>> start
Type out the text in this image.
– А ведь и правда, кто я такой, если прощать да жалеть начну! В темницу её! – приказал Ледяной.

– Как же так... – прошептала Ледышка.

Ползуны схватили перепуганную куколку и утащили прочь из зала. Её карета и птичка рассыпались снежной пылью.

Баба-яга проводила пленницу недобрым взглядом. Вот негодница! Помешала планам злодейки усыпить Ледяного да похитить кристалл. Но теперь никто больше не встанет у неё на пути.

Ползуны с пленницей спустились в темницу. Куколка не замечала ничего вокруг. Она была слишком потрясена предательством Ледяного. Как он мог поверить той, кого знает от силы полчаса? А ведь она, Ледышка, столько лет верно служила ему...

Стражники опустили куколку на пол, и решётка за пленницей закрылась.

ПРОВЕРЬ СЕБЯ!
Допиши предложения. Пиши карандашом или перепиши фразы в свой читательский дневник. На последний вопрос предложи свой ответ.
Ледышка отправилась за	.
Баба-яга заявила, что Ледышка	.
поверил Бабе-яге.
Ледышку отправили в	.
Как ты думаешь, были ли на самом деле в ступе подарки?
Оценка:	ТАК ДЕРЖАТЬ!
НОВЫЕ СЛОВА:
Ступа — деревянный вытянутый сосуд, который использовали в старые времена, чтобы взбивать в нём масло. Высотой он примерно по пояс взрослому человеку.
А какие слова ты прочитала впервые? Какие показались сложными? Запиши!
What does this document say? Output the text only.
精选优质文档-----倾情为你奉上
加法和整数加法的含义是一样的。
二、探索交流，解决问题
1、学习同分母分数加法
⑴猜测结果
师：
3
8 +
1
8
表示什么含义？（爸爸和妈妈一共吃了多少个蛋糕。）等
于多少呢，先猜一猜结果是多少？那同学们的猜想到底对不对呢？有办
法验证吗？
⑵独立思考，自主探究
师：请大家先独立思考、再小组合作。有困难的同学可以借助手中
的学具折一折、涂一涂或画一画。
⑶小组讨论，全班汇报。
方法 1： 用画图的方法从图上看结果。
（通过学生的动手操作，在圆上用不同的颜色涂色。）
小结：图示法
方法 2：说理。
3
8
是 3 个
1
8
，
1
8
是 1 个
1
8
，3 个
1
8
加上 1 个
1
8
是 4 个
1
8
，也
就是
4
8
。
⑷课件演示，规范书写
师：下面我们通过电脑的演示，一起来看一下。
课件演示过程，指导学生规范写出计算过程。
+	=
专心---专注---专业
>> end
## To be done
Using the listing above, locate the lines that hold "Баба" and copy each one.

## The solution
Баба-яга проводила пленницу недобрым взглядом. Вот негодница! Помешала планам злодейки усыпить Ледяного да похитить кристалл. Но теперь никто больше не встанет у неё на пути.
Баба-яга заявила, что Ледышка	.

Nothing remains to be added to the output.